(What the task requires)
Gather up all lines that carry the word "size".

## begin Records provided

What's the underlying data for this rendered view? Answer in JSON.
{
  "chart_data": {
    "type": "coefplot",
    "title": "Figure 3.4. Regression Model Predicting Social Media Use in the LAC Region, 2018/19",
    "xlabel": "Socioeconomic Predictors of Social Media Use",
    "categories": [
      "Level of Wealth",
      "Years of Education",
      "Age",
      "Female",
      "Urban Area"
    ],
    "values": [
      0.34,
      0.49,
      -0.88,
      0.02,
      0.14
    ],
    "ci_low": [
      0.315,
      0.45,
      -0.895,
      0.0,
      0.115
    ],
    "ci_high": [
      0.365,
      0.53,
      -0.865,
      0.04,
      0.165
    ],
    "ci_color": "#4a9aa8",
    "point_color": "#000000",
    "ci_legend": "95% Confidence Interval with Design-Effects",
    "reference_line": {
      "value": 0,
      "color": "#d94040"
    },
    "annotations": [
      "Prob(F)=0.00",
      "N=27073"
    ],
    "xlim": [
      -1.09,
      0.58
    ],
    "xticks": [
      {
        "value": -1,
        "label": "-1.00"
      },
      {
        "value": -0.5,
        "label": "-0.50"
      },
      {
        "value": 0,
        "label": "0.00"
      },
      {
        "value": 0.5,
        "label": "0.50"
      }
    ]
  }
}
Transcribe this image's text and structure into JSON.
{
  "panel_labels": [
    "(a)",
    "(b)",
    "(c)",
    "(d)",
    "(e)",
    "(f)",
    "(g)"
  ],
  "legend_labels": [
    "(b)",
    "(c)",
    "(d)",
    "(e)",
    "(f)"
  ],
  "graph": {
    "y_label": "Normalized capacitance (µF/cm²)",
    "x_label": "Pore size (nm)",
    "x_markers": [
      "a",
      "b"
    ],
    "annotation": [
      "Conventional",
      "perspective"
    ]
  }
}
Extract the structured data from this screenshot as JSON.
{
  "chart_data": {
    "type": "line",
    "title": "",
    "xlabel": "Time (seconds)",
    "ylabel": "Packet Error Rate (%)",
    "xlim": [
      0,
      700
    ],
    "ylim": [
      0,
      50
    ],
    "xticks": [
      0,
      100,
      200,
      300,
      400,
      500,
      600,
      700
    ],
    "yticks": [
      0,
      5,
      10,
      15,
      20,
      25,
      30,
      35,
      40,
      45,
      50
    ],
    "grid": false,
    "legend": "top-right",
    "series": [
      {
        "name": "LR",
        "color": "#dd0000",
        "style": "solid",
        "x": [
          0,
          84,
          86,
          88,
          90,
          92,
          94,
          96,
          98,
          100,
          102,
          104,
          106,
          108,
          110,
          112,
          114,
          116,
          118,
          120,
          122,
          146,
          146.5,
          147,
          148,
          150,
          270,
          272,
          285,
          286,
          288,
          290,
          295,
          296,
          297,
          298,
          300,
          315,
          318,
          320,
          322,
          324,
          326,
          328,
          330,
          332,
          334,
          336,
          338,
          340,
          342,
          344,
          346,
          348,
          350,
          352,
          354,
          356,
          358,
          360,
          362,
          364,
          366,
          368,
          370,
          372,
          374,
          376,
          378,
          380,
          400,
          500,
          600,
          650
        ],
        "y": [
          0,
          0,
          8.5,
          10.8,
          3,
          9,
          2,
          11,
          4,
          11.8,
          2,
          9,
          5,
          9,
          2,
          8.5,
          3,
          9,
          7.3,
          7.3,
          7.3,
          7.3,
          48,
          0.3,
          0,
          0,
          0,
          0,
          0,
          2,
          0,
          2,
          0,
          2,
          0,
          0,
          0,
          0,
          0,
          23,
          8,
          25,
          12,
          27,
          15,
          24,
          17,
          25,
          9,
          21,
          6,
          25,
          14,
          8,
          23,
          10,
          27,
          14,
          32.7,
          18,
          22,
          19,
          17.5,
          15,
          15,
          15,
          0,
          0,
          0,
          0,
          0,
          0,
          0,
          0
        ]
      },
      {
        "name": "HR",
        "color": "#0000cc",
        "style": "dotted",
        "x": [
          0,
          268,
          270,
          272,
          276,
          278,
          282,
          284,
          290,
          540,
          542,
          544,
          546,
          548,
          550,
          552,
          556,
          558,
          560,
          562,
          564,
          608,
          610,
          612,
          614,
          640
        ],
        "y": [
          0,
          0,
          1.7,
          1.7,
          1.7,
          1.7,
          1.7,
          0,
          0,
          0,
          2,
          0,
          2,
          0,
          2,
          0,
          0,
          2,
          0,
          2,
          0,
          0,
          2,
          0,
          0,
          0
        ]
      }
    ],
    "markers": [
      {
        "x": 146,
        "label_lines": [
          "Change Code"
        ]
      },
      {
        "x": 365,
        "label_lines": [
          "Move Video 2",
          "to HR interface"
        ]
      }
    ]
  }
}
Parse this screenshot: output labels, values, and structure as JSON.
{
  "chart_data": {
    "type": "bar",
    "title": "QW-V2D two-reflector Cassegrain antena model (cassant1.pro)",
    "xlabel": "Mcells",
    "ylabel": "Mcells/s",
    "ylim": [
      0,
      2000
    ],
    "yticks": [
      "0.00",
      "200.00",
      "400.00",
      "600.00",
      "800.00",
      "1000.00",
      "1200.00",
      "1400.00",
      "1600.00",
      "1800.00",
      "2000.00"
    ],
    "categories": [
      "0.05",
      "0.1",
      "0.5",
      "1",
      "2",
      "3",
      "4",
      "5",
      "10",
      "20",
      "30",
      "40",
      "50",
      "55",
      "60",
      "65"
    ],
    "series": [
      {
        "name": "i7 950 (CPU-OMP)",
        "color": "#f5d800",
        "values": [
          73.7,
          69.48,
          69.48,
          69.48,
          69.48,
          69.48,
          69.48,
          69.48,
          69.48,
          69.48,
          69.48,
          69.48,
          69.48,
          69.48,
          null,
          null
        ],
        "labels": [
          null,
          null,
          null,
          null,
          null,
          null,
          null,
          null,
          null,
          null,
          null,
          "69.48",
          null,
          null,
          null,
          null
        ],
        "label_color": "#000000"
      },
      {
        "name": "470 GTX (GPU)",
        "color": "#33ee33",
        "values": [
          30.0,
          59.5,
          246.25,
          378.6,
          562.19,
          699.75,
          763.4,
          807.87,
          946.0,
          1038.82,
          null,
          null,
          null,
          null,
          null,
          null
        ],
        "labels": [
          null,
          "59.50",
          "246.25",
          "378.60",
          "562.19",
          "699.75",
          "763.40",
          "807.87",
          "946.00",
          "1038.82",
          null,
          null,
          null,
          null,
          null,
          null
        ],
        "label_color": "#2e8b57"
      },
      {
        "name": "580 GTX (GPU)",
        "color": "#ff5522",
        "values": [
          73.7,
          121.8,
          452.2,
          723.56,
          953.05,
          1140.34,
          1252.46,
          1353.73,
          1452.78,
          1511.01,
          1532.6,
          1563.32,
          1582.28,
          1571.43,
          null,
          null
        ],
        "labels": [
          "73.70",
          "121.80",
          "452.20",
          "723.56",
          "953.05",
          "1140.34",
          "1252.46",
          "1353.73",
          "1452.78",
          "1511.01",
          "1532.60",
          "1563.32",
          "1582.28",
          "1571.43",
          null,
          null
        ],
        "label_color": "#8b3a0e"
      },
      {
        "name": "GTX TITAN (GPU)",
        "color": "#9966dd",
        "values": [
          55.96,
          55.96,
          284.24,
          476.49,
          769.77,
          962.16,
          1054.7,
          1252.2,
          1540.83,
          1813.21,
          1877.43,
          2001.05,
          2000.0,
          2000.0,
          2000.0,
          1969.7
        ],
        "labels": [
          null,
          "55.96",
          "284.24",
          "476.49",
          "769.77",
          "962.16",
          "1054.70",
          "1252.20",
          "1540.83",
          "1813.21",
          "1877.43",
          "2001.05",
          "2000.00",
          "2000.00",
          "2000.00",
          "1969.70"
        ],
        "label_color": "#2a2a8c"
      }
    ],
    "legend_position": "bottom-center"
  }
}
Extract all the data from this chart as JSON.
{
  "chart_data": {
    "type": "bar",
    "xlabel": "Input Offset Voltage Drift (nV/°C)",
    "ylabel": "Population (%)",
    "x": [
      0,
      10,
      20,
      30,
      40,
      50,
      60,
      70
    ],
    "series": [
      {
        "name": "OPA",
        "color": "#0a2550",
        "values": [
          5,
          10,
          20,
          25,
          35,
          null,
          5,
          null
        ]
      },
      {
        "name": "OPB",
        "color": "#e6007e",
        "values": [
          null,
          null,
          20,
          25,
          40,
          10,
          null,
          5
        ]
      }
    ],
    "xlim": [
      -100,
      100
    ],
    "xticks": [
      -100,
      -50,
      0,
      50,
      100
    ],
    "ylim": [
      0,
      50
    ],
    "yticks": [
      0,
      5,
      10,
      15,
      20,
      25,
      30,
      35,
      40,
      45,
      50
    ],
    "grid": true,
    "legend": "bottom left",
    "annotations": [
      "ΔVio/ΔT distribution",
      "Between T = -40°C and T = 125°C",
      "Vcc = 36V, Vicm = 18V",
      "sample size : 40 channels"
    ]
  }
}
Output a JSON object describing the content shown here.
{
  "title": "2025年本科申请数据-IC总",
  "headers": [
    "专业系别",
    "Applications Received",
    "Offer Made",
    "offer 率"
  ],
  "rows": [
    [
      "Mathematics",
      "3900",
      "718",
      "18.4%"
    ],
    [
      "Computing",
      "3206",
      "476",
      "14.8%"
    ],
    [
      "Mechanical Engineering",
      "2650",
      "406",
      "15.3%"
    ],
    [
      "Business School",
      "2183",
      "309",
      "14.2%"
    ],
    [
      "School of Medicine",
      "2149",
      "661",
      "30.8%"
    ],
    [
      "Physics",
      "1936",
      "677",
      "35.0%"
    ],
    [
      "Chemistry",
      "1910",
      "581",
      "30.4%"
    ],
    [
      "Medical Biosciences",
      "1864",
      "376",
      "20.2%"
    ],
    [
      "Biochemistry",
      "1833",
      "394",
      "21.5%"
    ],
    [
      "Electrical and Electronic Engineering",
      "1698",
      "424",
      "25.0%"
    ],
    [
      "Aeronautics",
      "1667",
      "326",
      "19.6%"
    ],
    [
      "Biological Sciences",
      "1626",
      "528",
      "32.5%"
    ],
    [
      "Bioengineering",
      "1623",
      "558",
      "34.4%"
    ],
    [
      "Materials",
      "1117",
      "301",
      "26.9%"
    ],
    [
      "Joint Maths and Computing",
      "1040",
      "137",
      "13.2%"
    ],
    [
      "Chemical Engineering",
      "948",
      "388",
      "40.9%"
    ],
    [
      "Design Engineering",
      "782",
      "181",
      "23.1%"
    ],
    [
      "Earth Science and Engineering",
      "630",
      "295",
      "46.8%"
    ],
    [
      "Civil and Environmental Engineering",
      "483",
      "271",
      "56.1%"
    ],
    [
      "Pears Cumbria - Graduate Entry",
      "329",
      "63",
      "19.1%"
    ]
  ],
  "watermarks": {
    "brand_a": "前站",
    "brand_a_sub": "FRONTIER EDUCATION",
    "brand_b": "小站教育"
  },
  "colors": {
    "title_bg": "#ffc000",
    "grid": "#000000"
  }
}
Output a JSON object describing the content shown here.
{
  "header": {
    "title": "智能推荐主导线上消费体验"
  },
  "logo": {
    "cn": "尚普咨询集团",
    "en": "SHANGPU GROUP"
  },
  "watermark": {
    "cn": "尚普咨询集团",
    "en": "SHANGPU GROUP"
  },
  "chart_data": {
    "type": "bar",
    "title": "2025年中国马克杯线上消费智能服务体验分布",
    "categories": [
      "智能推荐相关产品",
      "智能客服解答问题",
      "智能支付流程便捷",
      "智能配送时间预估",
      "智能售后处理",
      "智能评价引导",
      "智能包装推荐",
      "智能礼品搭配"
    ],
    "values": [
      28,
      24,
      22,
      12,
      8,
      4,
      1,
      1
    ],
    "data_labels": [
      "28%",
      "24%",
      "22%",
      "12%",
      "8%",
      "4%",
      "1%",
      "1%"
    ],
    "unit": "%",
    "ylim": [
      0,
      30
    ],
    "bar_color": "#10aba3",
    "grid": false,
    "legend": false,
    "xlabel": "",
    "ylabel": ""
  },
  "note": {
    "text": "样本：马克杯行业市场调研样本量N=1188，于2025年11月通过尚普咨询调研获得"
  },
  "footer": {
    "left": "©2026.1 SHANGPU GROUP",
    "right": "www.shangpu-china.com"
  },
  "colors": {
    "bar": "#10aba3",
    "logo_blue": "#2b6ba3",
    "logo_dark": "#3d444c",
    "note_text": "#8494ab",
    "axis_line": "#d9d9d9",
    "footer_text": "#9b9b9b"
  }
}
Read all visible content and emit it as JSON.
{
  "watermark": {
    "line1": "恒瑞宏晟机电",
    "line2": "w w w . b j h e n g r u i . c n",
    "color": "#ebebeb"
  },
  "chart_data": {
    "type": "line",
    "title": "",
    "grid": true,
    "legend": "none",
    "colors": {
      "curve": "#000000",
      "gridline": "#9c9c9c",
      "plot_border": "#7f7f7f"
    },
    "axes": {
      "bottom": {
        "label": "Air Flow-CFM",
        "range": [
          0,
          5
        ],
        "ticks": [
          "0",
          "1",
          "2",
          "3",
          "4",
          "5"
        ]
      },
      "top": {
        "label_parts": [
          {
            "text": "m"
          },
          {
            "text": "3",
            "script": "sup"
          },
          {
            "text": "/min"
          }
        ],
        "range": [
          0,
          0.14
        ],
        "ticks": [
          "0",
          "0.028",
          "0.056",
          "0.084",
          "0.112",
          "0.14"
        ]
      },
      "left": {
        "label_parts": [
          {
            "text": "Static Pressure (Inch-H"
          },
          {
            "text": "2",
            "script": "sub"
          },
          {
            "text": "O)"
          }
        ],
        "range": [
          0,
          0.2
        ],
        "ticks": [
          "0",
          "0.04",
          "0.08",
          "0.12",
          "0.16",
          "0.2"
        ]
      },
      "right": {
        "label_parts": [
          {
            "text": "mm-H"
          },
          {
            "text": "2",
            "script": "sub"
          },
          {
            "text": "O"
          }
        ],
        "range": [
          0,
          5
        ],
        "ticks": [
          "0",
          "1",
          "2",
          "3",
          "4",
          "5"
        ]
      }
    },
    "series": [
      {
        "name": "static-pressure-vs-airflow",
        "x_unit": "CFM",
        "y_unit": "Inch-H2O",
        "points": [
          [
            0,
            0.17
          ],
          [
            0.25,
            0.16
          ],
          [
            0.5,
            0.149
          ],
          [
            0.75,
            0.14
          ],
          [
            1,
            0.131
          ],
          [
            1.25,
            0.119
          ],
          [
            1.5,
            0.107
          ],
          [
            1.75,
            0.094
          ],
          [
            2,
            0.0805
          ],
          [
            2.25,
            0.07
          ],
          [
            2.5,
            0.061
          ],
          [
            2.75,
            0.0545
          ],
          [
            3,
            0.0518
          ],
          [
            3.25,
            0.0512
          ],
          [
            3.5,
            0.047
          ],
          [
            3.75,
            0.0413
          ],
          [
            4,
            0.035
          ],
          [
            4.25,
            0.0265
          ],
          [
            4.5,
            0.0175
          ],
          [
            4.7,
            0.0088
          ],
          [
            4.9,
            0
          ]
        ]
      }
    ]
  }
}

## end Records provided

(Exercise answer)
    "x_label": "Pore size (nm)",
      "sample size : 40 channels"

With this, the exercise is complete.